■ INSTRUCTIONS TO FOLLOW: Without the images, write out all of the following entries exactly.

— Start SOURCE MATERIAL —

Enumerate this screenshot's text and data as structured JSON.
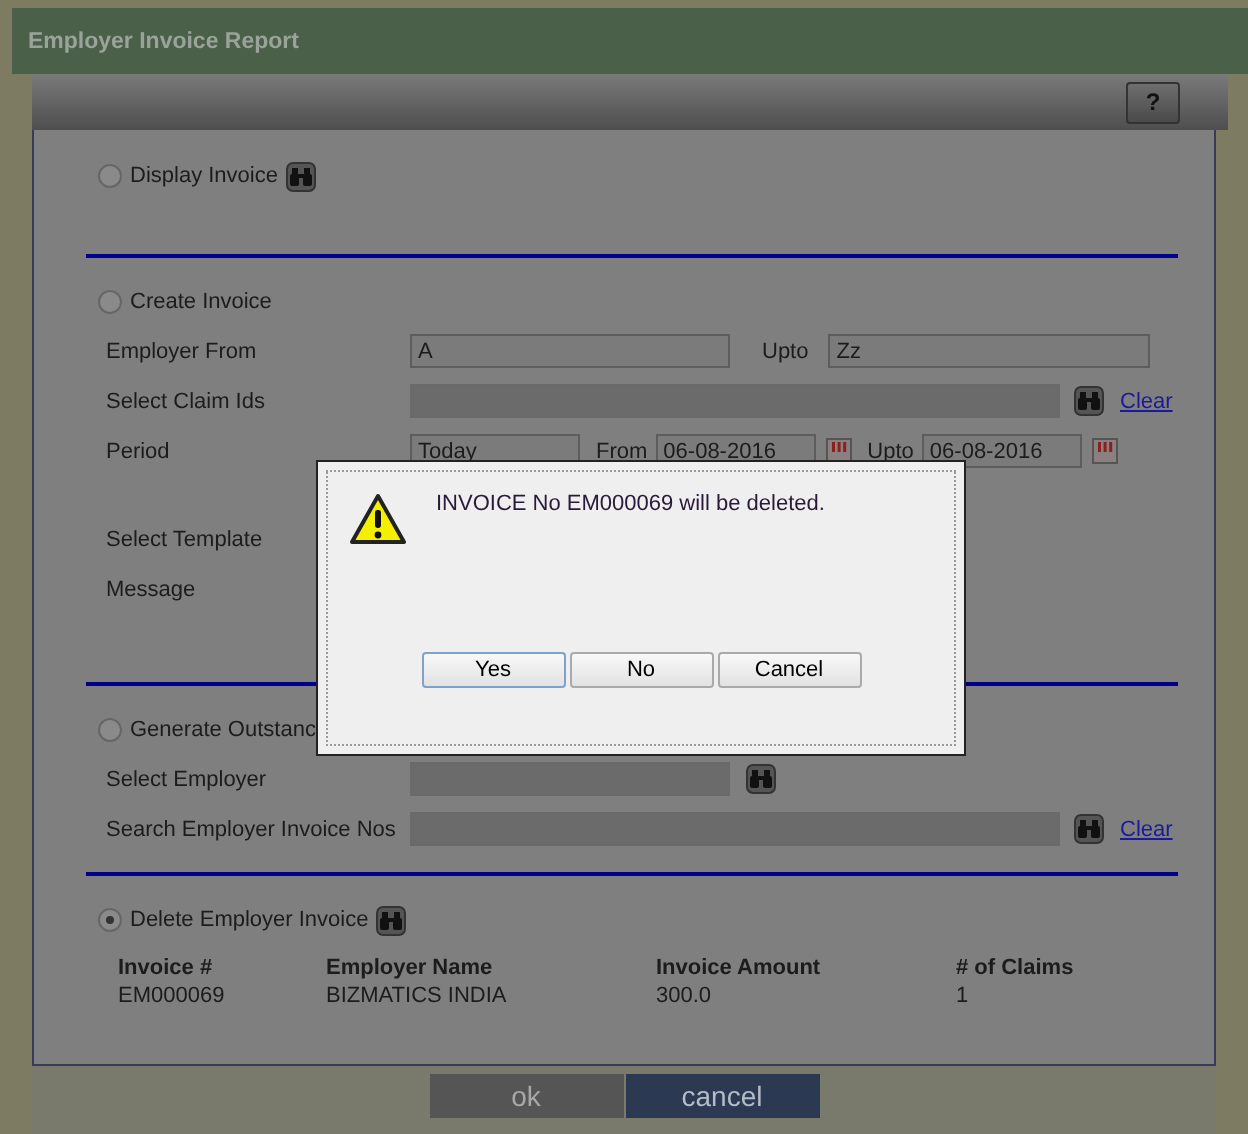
{
  "window": {
    "title": "Employer Invoice Report"
  },
  "help_button": "?",
  "display_section": {
    "label": "Display Invoice",
    "selected": false
  },
  "create_section": {
    "label": "Create Invoice",
    "selected": false,
    "employer_from": {
      "label": "Employer From",
      "value": "A"
    },
    "upto": {
      "label": "Upto",
      "value": "Zz"
    },
    "claim_ids": {
      "label": "Select Claim Ids",
      "link": "Clear"
    },
    "period": {
      "label": "Period",
      "value": "Today",
      "from_label": "From",
      "from_value": "06-08-2016",
      "upto_label": "Upto",
      "upto_value": "06-08-2016"
    },
    "template": {
      "label": "Select Template"
    },
    "message": {
      "label": "Message"
    }
  },
  "generate_section": {
    "label": "Generate Outstanc",
    "selected": false,
    "select_employer": {
      "label": "Select Employer"
    },
    "search_invoices": {
      "label": "Search Employer Invoice Nos",
      "link": "Clear"
    }
  },
  "delete_section": {
    "label": "Delete Employer Invoice",
    "selected": true,
    "table": {
      "columns": [
        "Invoice #",
        "Employer Name",
        "Invoice Amount",
        "# of Claims"
      ],
      "rows": [
        [
          "EM000069",
          "BIZMATICS INDIA",
          "300.0",
          "1"
        ]
      ]
    }
  },
  "footer_buttons": [
    {
      "label": "ok",
      "disabled": true
    },
    {
      "label": "cancel",
      "disabled": false
    }
  ],
  "dialog": {
    "message": "INVOICE No EM000069 will be deleted.",
    "buttons": [
      {
        "label": "Yes",
        "selected": true
      },
      {
        "label": "No",
        "selected": false
      },
      {
        "label": "Cancel",
        "selected": false
      }
    ]
  }
}
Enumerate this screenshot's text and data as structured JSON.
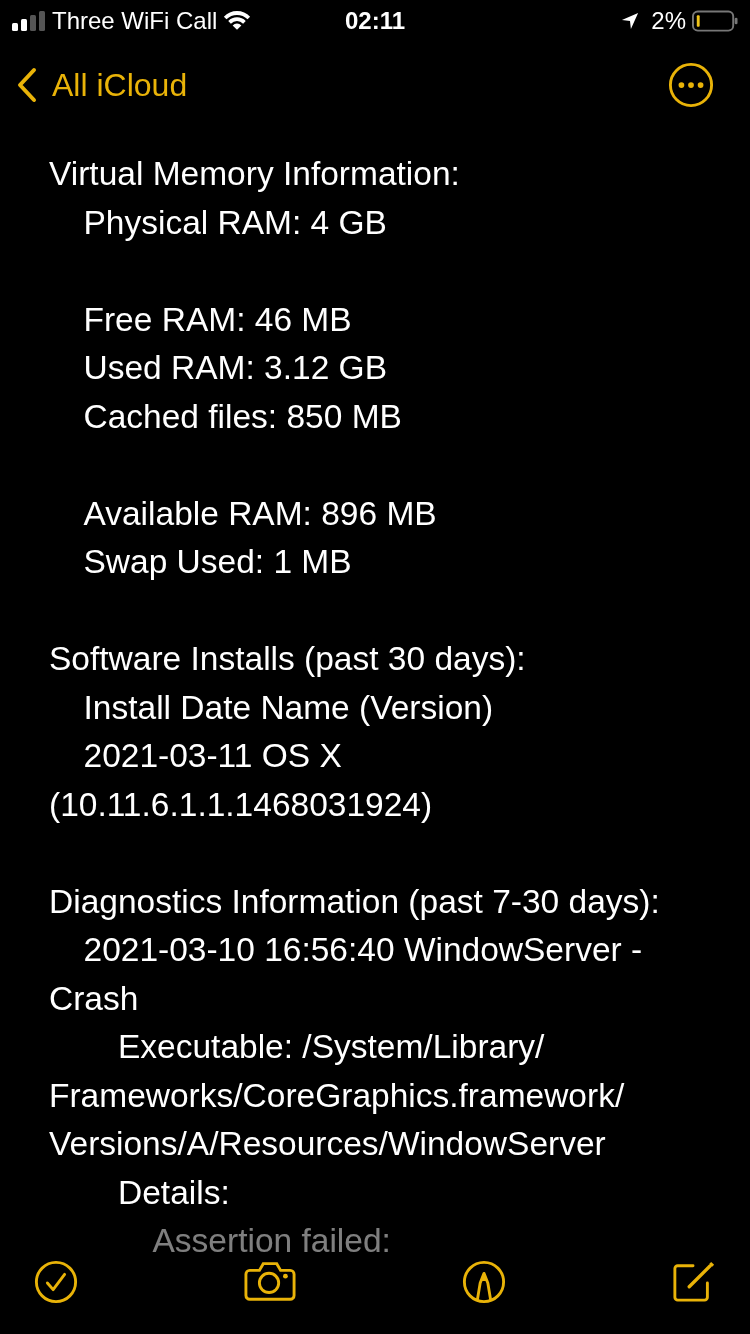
{
  "status_bar": {
    "carrier": "Three WiFi Call",
    "time": "02:11",
    "battery": "2%"
  },
  "nav": {
    "back": "All iCloud"
  },
  "note": {
    "sections": [
      {
        "title": "Virtual Memory Information:",
        "groups": [
          [
            {
              "text": "Physical RAM: 4 GB"
            }
          ],
          [
            {
              "text": "Free RAM: 46 MB"
            },
            {
              "text": "Used RAM: 3.12 GB"
            },
            {
              "text": "Cached files: 850 MB"
            }
          ],
          [
            {
              "text": "Available RAM: 896 MB"
            },
            {
              "text": "Swap Used: 1 MB"
            }
          ]
        ]
      },
      {
        "title": "Software Installs (past 30 days):",
        "groups": [
          [
            {
              "text": "Install Date Name (Version)"
            },
            {
              "text": "2021-03-11 OS X (10.11.6.1.1.1468031924)"
            }
          ]
        ]
      },
      {
        "title": "Diagnostics Information (past 7-30 days):",
        "groups": [
          [
            {
              "text": "2021-03-10 16:56:40 WindowServer - Crash",
              "children": [
                {
                  "text": "Executable: /System/Library/Frameworks/CoreGraphics.framework/Versions/A/Resources/WindowServer"
                },
                {
                  "text": "Details:",
                  "children": [
                    {
                      "text": "Assertion failed:"
                    }
                  ]
                }
              ]
            }
          ]
        ]
      }
    ]
  }
}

— End SOURCE MATERIAL —

■ THE RESPONSE:
Enumerate this screenshot's text and data as structured JSON.
{
  "window": {
    "title": "Employer Invoice Report"
  },
  "help_button": "?",
  "display_section": {
    "label": "Display Invoice",
    "selected": false
  },
  "create_section": {
    "label": "Create Invoice",
    "selected": false,
    "employer_from": {
      "label": "Employer From",
      "value": "A"
    },
    "upto": {
      "label": "Upto",
      "value": "Zz"
    },
    "claim_ids": {
      "label": "Select Claim Ids",
      "link": "Clear"
    },
    "period": {
      "label": "Period",
      "value": "Today",
      "from_label": "From",
      "from_value": "06-08-2016",
      "upto_label": "Upto",
      "upto_value": "06-08-2016"
    },
    "template": {
      "label": "Select Template"
    },
    "message": {
      "label": "Message"
    }
  },
  "generate_section": {
    "label": "Generate Outstanc",
    "selected": false,
    "select_employer": {
      "label": "Select Employer"
    },
    "search_invoices": {
      "label": "Search Employer Invoice Nos",
      "link": "Clear"
    }
  },
  "delete_section": {
    "label": "Delete Employer Invoice",
    "selected": true,
    "table": {
      "columns": [
        "Invoice #",
        "Employer Name",
        "Invoice Amount",
        "# of Claims"
      ],
      "rows": [
        [
          "EM000069",
          "BIZMATICS INDIA",
          "300.0",
          "1"
        ]
      ]
    }
  },
  "footer_buttons": [
    {
      "label": "ok",
      "disabled": true
    },
    {
      "label": "cancel",
      "disabled": false
    }
  ],
  "dialog": {
    "message": "INVOICE No EM000069 will be deleted.",
    "buttons": [
      {
        "label": "Yes",
        "selected": true
      },
      {
        "label": "No",
        "selected": false
      },
      {
        "label": "Cancel",
        "selected": false
      }
    ]
  }
}
Enumerate this screenshot's text and data as structured JSON.
{
  "status_bar": {
    "carrier": "Three WiFi Call",
    "time": "02:11",
    "battery": "2%"
  },
  "nav": {
    "back": "All iCloud"
  },
  "note": {
    "sections": [
      {
        "title": "Virtual Memory Information:",
        "groups": [
          [
            {
              "text": "Physical RAM: 4 GB"
            }
          ],
          [
            {
              "text": "Free RAM: 46 MB"
            },
            {
              "text": "Used RAM: 3.12 GB"
            },
            {
              "text": "Cached files: 850 MB"
            }
          ],
          [
            {
              "text": "Available RAM: 896 MB"
            },
            {
              "text": "Swap Used: 1 MB"
            }
          ]
        ]
      },
      {
        "title": "Software Installs (past 30 days):",
        "groups": [
          [
            {
              "text": "Install Date Name (Version)"
            },
            {
              "text": "2021-03-11 OS X (10.11.6.1.1.1468031924)"
            }
          ]
        ]
      },
      {
        "title": "Diagnostics Information (past 7-30 days):",
        "groups": [
          [
            {
              "text": "2021-03-10 16:56:40 WindowServer - Crash",
              "children": [
                {
                  "text": "Executable: /System/Library/Frameworks/CoreGraphics.framework/Versions/A/Resources/WindowServer"
                },
                {
                  "text": "Details:",
                  "children": [
                    {
                      "text": "Assertion failed:"
                    }
                  ]
                }
              ]
            }
          ]
        ]
      }
    ]
  }
}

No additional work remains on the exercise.